Data entries
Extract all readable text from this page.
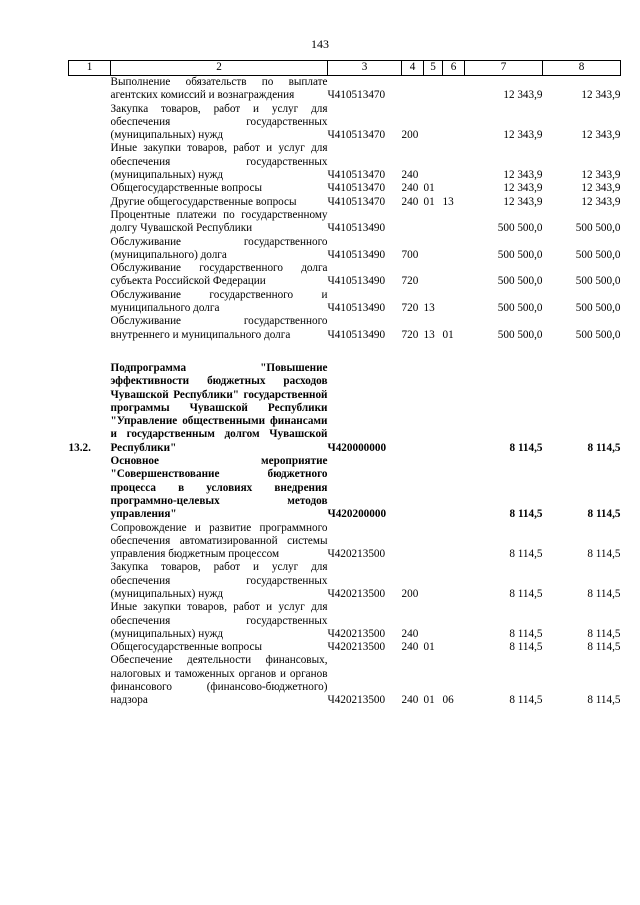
143
1	2	3	4	5	6	7	8
	Выполнение обязательств по выплате агентских комиссий и вознаграждения	Ч410513470				12 343,9	12 343,9
	Закупка товаров, работ и услуг для обеспечения государственных (муниципальных) нужд	Ч410513470	200			12 343,9	12 343,9
	Иные закупки товаров, работ и услуг для обеспечения государственных (муниципальных) нужд	Ч410513470	240			12 343,9	12 343,9
	Общегосударственные вопросы	Ч410513470	240	01		12 343,9	12 343,9
	Другие общегосударственные вопросы	Ч410513470	240	01	13	12 343,9	12 343,9
	Процентные платежи по государственному долгу Чувашской Республики	Ч410513490				500 500,0	500 500,0
	Обслуживание государственного (муниципального) долга	Ч410513490	700			500 500,0	500 500,0
	Обслуживание государственного долга субъекта Российской Федерации	Ч410513490	720			500 500,0	500 500,0
	Обслуживание государственного и муниципального долга	Ч410513490	720	13		500 500,0	500 500,0
	Обслуживание государственного внутреннего и муниципального долга	Ч410513490	720	13	01	500 500,0	500 500,0

13.2.	Подпрограмма "Повышение эффективности бюджетных расходов Чувашской Республики" государственной программы Чувашской Республики "Управление общественными финансами и государственным долгом Чувашской Республики"	Ч420000000				8 114,5	8 114,5
	Основное мероприятие "Совершенствование бюджетного процесса в условиях внедрения программно-целевых методов управления"	Ч420200000				8 114,5	8 114,5
	Сопровождение и развитие программного обеспечения автоматизированной системы управления бюджетным процессом	Ч420213500				8 114,5	8 114,5
	Закупка товаров, работ и услуг для обеспечения государственных (муниципальных) нужд	Ч420213500	200			8 114,5	8 114,5
	Иные закупки товаров, работ и услуг для обеспечения государственных (муниципальных) нужд	Ч420213500	240			8 114,5	8 114,5
	Общегосударственные вопросы	Ч420213500	240	01		8 114,5	8 114,5
	Обеспечение деятельности финансовых, налоговых и таможенных органов и органов финансового (финансово-бюджетного) надзора	Ч420213500	240	01	06	8 114,5	8 114,5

:: WORK REQUIRED ::
Copy every line above word for word and exclude the pictures.

:: COMPLETE ANSWER ::
Extract all readable text from this page.
143
1	2	3	4	5	6	7	8
	Выполнение обязательств по выплате агентских комиссий и вознаграждения	Ч410513470				12 343,9	12 343,9
	Закупка товаров, работ и услуг для обеспечения государственных (муниципальных) нужд	Ч410513470	200			12 343,9	12 343,9
	Иные закупки товаров, работ и услуг для обеспечения государственных (муниципальных) нужд	Ч410513470	240			12 343,9	12 343,9
	Общегосударственные вопросы	Ч410513470	240	01		12 343,9	12 343,9
	Другие общегосударственные вопросы	Ч410513470	240	01	13	12 343,9	12 343,9
	Процентные платежи по государственному долгу Чувашской Республики	Ч410513490				500 500,0	500 500,0
	Обслуживание государственного (муниципального) долга	Ч410513490	700			500 500,0	500 500,0
	Обслуживание государственного долга субъекта Российской Федерации	Ч410513490	720			500 500,0	500 500,0
	Обслуживание государственного и муниципального долга	Ч410513490	720	13		500 500,0	500 500,0
	Обслуживание государственного внутреннего и муниципального долга	Ч410513490	720	13	01	500 500,0	500 500,0

13.2.	Подпрограмма "Повышение эффективности бюджетных расходов Чувашской Республики" государственной программы Чувашской Республики "Управление общественными финансами и государственным долгом Чувашской Республики"	Ч420000000				8 114,5	8 114,5
	Основное мероприятие "Совершенствование бюджетного процесса в условиях внедрения программно-целевых методов управления"	Ч420200000				8 114,5	8 114,5
	Сопровождение и развитие программного обеспечения автоматизированной системы управления бюджетным процессом	Ч420213500				8 114,5	8 114,5
	Закупка товаров, работ и услуг для обеспечения государственных (муниципальных) нужд	Ч420213500	200			8 114,5	8 114,5
	Иные закупки товаров, работ и услуг для обеспечения государственных (муниципальных) нужд	Ч420213500	240			8 114,5	8 114,5
	Общегосударственные вопросы	Ч420213500	240	01		8 114,5	8 114,5
	Обеспечение деятельности финансовых, налоговых и таможенных органов и органов финансового (финансово-бюджетного) надзора	Ч420213500	240	01	06	8 114,5	8 114,5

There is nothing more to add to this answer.